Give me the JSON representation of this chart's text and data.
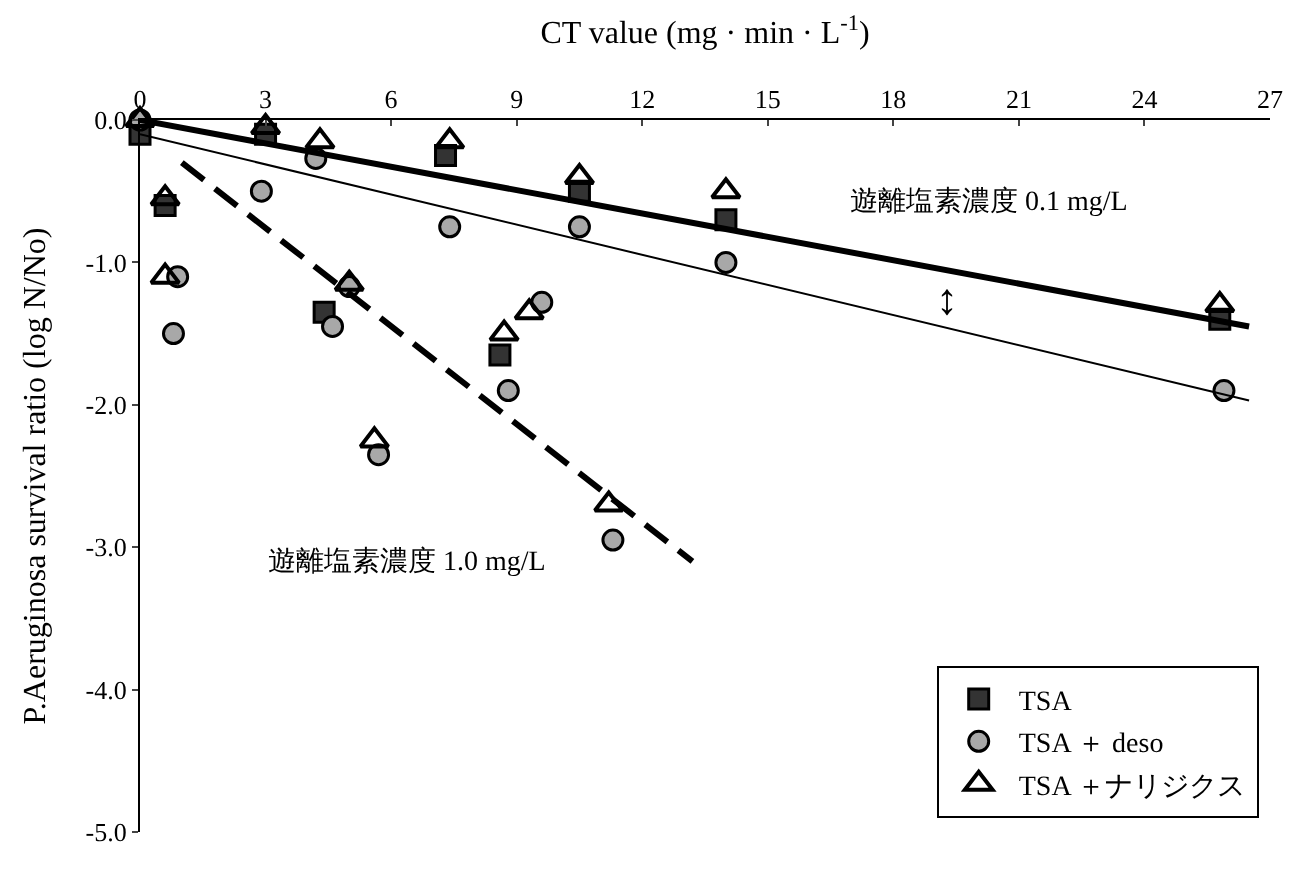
{
  "chart_data": {
    "type": "scatter",
    "xlabel": "CT value (mg · min · L$^{-1}$)",
    "ylabel": "P.Aeruginosa survival ratio (log N/No)",
    "xlim": [
      0,
      27
    ],
    "xticks": [
      0,
      3,
      6,
      9,
      12,
      15,
      18,
      21,
      24,
      27
    ],
    "ylim": [
      -5,
      0
    ],
    "yticks": [
      {
        "value": 0,
        "label": "0.0"
      },
      {
        "value": -1,
        "label": "-1.0"
      },
      {
        "value": -2,
        "label": "-2.0"
      },
      {
        "value": -3,
        "label": "-3.0"
      },
      {
        "value": -4,
        "label": "-4.0"
      },
      {
        "value": -5,
        "label": "-5.0"
      }
    ],
    "legend": "bottom right",
    "series": [
      {
        "name": "TSA",
        "marker": "square",
        "color": "#333333",
        "x": [
          0,
          3,
          7.3,
          10.5,
          14,
          25.8,
          0.6,
          4.4,
          8.6
        ],
        "values": [
          -0.1,
          -0.1,
          -0.25,
          -0.5,
          -0.7,
          -1.4,
          -0.6,
          -1.35,
          -1.65
        ]
      },
      {
        "name": "TSA ＋ deso",
        "marker": "circle",
        "color": "#a8a8a8",
        "x": [
          0,
          0.9,
          0.8,
          2.9,
          4.2,
          5.0,
          4.6,
          7.4,
          10.5,
          9.6,
          8.8,
          5.7,
          11.3,
          14,
          25.9
        ],
        "values": [
          0,
          -1.1,
          -1.5,
          -0.5,
          -0.27,
          -1.17,
          -1.45,
          -0.75,
          -0.75,
          -1.28,
          -1.9,
          -2.35,
          -2.95,
          -1.0,
          -1.9
        ]
      },
      {
        "name": "TSA ＋ナリジクス",
        "marker": "triangle",
        "color": "#000000",
        "x": [
          0,
          3,
          4.3,
          7.4,
          10.5,
          14,
          25.8,
          0.6,
          0.6,
          5.0,
          9.3,
          8.7,
          5.6,
          11.2
        ],
        "values": [
          0,
          -0.05,
          -0.15,
          -0.15,
          -0.4,
          -0.5,
          -1.3,
          -0.55,
          -1.1,
          -1.15,
          -1.35,
          -1.5,
          -2.25,
          -2.7
        ]
      },
      {
        "type": "line",
        "line_style": "solid",
        "color": "#000000",
        "x": [
          0,
          26.5
        ],
        "values": [
          0,
          -1.45
        ]
      },
      {
        "type": "line",
        "line_style": "solid",
        "color": "#000000",
        "x": [
          0,
          26.5
        ],
        "values": [
          -0.1,
          -1.97
        ]
      },
      {
        "type": "line",
        "line_style": "dashed",
        "color": "#000000",
        "x": [
          1,
          13.2
        ],
        "values": [
          -0.3,
          -3.1
        ]
      }
    ],
    "annotations": [
      "遊離塩素濃度 0.1 mg/L",
      "遊離塩素濃度 1.0 mg/L",
      "↕"
    ]
  }
}
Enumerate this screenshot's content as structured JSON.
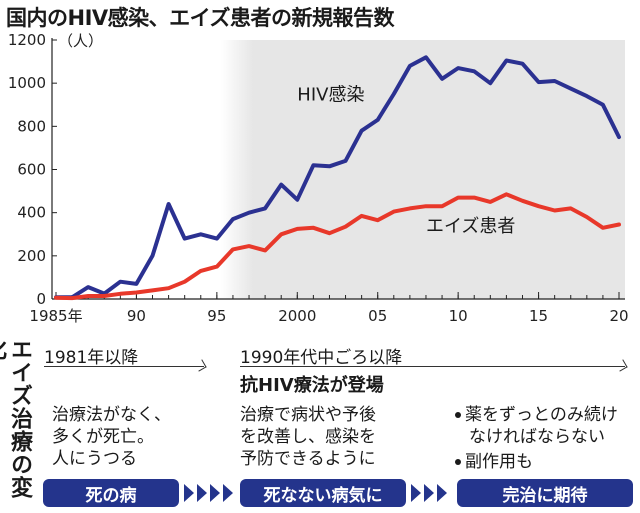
{
  "header": {
    "title": "国内のHIV感染、エイズ患者の新規報告数"
  },
  "chart_data": {
    "type": "line",
    "x": [
      1985,
      1986,
      1987,
      1988,
      1989,
      1990,
      1991,
      1992,
      1993,
      1994,
      1995,
      1996,
      1997,
      1998,
      1999,
      2000,
      2001,
      2002,
      2003,
      2004,
      2005,
      2006,
      2007,
      2008,
      2009,
      2010,
      2011,
      2012,
      2013,
      2014,
      2015,
      2016,
      2017,
      2018,
      2019,
      2020
    ],
    "series": [
      {
        "name": "HIV感染",
        "color": "#2b3191",
        "values": [
          8,
          8,
          55,
          25,
          80,
          70,
          200,
          440,
          280,
          300,
          280,
          370,
          400,
          420,
          530,
          460,
          620,
          615,
          640,
          780,
          830,
          950,
          1080,
          1120,
          1020,
          1070,
          1055,
          1000,
          1105,
          1090,
          1005,
          1010,
          975,
          940,
          900,
          750
        ]
      },
      {
        "name": "エイズ患者",
        "color": "#e8382a",
        "values": [
          6,
          4,
          14,
          14,
          24,
          30,
          40,
          50,
          80,
          130,
          150,
          230,
          245,
          225,
          300,
          325,
          330,
          305,
          335,
          385,
          365,
          405,
          420,
          430,
          430,
          470,
          470,
          450,
          485,
          455,
          430,
          410,
          420,
          380,
          330,
          345
        ]
      }
    ],
    "ylim": [
      0,
      1200
    ],
    "yticks": [
      "0",
      "200",
      "400",
      "600",
      "800",
      "1000",
      "1200"
    ],
    "ytick_values": [
      0,
      200,
      400,
      600,
      800,
      1000,
      1200
    ],
    "ylabel": "（人）",
    "xtick_labels": [
      "1985年",
      "90",
      "95",
      "2000",
      "05",
      "10",
      "15",
      "20"
    ],
    "xtick_values": [
      1985,
      1990,
      1995,
      2000,
      2005,
      2010,
      2015,
      2020
    ],
    "shaded_from": 1996,
    "shade_color": "#e6e6e6"
  },
  "treatment": {
    "side_title": "エイズ治療の変化",
    "era1": {
      "label": "1981年以降",
      "desc": "治療法がなく、\n多くが死亡。\n人にうつる",
      "stage": "死の病"
    },
    "era2": {
      "label": "1990年代中ごろ以降",
      "drug": "抗HIV療法が登場",
      "desc": "治療で病状や予後\nを改善し、感染を\n予防できるように",
      "stage": "死なない病気に"
    },
    "era3": {
      "bullet1": "薬をずっとのみ続け",
      "bullet1_cont": "なければならない",
      "bullet2": "副作用も",
      "stage": "完治に期待"
    },
    "stage_color": "#24348c"
  }
}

* * *

**WHAT IS EXPECTED:**
Nothing in the entries above should change when they are printed again, except that the pictures are dropped.

**RESPONSE FOR THIS EXERCISE:**
Give me the JSON representation of this chart's text and data.
{
  "chart_data": {
    "type": "scatter",
    "xlabel": "CT value (mg · min · L$^{-1}$)",
    "ylabel": "P.Aeruginosa survival ratio (log N/No)",
    "xlim": [
      0,
      27
    ],
    "xticks": [
      0,
      3,
      6,
      9,
      12,
      15,
      18,
      21,
      24,
      27
    ],
    "ylim": [
      -5,
      0
    ],
    "yticks": [
      {
        "value": 0,
        "label": "0.0"
      },
      {
        "value": -1,
        "label": "-1.0"
      },
      {
        "value": -2,
        "label": "-2.0"
      },
      {
        "value": -3,
        "label": "-3.0"
      },
      {
        "value": -4,
        "label": "-4.0"
      },
      {
        "value": -5,
        "label": "-5.0"
      }
    ],
    "legend": "bottom right",
    "series": [
      {
        "name": "TSA",
        "marker": "square",
        "color": "#333333",
        "x": [
          0,
          3,
          7.3,
          10.5,
          14,
          25.8,
          0.6,
          4.4,
          8.6
        ],
        "values": [
          -0.1,
          -0.1,
          -0.25,
          -0.5,
          -0.7,
          -1.4,
          -0.6,
          -1.35,
          -1.65
        ]
      },
      {
        "name": "TSA ＋ deso",
        "marker": "circle",
        "color": "#a8a8a8",
        "x": [
          0,
          0.9,
          0.8,
          2.9,
          4.2,
          5.0,
          4.6,
          7.4,
          10.5,
          9.6,
          8.8,
          5.7,
          11.3,
          14,
          25.9
        ],
        "values": [
          0,
          -1.1,
          -1.5,
          -0.5,
          -0.27,
          -1.17,
          -1.45,
          -0.75,
          -0.75,
          -1.28,
          -1.9,
          -2.35,
          -2.95,
          -1.0,
          -1.9
        ]
      },
      {
        "name": "TSA ＋ナリジクス",
        "marker": "triangle",
        "color": "#000000",
        "x": [
          0,
          3,
          4.3,
          7.4,
          10.5,
          14,
          25.8,
          0.6,
          0.6,
          5.0,
          9.3,
          8.7,
          5.6,
          11.2
        ],
        "values": [
          0,
          -0.05,
          -0.15,
          -0.15,
          -0.4,
          -0.5,
          -1.3,
          -0.55,
          -1.1,
          -1.15,
          -1.35,
          -1.5,
          -2.25,
          -2.7
        ]
      },
      {
        "type": "line",
        "line_style": "solid",
        "color": "#000000",
        "x": [
          0,
          26.5
        ],
        "values": [
          0,
          -1.45
        ]
      },
      {
        "type": "line",
        "line_style": "solid",
        "color": "#000000",
        "x": [
          0,
          26.5
        ],
        "values": [
          -0.1,
          -1.97
        ]
      },
      {
        "type": "line",
        "line_style": "dashed",
        "color": "#000000",
        "x": [
          1,
          13.2
        ],
        "values": [
          -0.3,
          -3.1
        ]
      }
    ],
    "annotations": [
      "遊離塩素濃度 0.1 mg/L",
      "遊離塩素濃度 1.0 mg/L",
      "↕"
    ]
  }
}
Enumerate this screenshot's content as structured JSON.
{
  "header": {
    "title": "国内のHIV感染、エイズ患者の新規報告数"
  },
  "chart_data": {
    "type": "line",
    "x": [
      1985,
      1986,
      1987,
      1988,
      1989,
      1990,
      1991,
      1992,
      1993,
      1994,
      1995,
      1996,
      1997,
      1998,
      1999,
      2000,
      2001,
      2002,
      2003,
      2004,
      2005,
      2006,
      2007,
      2008,
      2009,
      2010,
      2011,
      2012,
      2013,
      2014,
      2015,
      2016,
      2017,
      2018,
      2019,
      2020
    ],
    "series": [
      {
        "name": "HIV感染",
        "color": "#2b3191",
        "values": [
          8,
          8,
          55,
          25,
          80,
          70,
          200,
          440,
          280,
          300,
          280,
          370,
          400,
          420,
          530,
          460,
          620,
          615,
          640,
          780,
          830,
          950,
          1080,
          1120,
          1020,
          1070,
          1055,
          1000,
          1105,
          1090,
          1005,
          1010,
          975,
          940,
          900,
          750
        ]
      },
      {
        "name": "エイズ患者",
        "color": "#e8382a",
        "values": [
          6,
          4,
          14,
          14,
          24,
          30,
          40,
          50,
          80,
          130,
          150,
          230,
          245,
          225,
          300,
          325,
          330,
          305,
          335,
          385,
          365,
          405,
          420,
          430,
          430,
          470,
          470,
          450,
          485,
          455,
          430,
          410,
          420,
          380,
          330,
          345
        ]
      }
    ],
    "ylim": [
      0,
      1200
    ],
    "yticks": [
      "0",
      "200",
      "400",
      "600",
      "800",
      "1000",
      "1200"
    ],
    "ytick_values": [
      0,
      200,
      400,
      600,
      800,
      1000,
      1200
    ],
    "ylabel": "（人）",
    "xtick_labels": [
      "1985年",
      "90",
      "95",
      "2000",
      "05",
      "10",
      "15",
      "20"
    ],
    "xtick_values": [
      1985,
      1990,
      1995,
      2000,
      2005,
      2010,
      2015,
      2020
    ],
    "shaded_from": 1996,
    "shade_color": "#e6e6e6"
  },
  "treatment": {
    "side_title": "エイズ治療の変化",
    "era1": {
      "label": "1981年以降",
      "desc": "治療法がなく、\n多くが死亡。\n人にうつる",
      "stage": "死の病"
    },
    "era2": {
      "label": "1990年代中ごろ以降",
      "drug": "抗HIV療法が登場",
      "desc": "治療で病状や予後\nを改善し、感染を\n予防できるように",
      "stage": "死なない病気に"
    },
    "era3": {
      "bullet1": "薬をずっとのみ続け",
      "bullet1_cont": "なければならない",
      "bullet2": "副作用も",
      "stage": "完治に期待"
    },
    "stage_color": "#24348c"
  }
}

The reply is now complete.